▶ Short task
Determine how many lines in these records hold "dari". Only the number is wanted.

===== Material for the task =====

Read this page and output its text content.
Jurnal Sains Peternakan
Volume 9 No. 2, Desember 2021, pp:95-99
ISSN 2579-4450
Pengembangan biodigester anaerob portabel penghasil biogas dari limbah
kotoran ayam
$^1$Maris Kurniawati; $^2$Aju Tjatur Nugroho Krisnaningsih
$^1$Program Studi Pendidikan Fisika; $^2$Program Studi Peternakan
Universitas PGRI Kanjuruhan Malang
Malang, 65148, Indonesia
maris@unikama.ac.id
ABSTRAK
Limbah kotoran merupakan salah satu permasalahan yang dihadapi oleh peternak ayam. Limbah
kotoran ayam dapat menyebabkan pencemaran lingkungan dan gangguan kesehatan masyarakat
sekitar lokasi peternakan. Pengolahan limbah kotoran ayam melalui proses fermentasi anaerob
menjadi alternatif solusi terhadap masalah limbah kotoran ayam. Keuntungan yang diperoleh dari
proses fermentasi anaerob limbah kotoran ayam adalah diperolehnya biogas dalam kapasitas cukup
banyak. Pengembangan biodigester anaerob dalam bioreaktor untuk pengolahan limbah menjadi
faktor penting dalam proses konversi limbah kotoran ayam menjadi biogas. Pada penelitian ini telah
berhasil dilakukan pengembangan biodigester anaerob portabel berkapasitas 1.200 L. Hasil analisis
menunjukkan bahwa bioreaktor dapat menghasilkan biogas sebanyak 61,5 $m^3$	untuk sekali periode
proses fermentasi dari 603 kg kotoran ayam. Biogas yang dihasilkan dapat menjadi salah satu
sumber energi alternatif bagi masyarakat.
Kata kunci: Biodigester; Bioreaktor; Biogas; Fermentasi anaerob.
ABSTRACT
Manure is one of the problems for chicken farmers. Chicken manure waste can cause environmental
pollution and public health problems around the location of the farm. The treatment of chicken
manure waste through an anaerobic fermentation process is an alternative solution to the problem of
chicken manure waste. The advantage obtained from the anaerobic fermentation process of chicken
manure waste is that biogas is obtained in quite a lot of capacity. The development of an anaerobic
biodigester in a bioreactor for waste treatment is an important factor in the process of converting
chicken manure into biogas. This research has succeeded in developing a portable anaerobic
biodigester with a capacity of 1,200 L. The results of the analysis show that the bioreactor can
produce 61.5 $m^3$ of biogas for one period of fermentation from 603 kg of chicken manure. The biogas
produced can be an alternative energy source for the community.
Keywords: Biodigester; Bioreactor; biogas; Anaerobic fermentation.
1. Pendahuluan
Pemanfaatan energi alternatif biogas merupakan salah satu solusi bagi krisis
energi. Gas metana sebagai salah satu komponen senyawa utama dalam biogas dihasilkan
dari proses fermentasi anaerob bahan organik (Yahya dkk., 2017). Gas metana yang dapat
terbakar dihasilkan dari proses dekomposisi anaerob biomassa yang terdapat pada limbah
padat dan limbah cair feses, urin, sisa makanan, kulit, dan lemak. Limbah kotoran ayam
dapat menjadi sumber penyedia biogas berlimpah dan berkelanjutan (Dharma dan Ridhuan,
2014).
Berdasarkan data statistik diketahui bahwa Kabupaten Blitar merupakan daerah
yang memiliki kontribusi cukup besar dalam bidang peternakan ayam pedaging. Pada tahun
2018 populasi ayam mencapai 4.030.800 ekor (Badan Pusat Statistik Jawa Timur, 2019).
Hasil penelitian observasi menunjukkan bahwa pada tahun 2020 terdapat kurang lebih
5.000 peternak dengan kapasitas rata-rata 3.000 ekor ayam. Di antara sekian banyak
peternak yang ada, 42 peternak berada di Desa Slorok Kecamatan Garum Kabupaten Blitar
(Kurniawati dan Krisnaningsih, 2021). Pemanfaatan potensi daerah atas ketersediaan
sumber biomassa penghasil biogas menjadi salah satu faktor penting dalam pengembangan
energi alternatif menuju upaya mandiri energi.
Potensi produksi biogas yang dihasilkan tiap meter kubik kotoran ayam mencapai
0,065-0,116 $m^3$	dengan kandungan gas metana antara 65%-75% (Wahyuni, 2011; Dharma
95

=====

▶ Written solution
5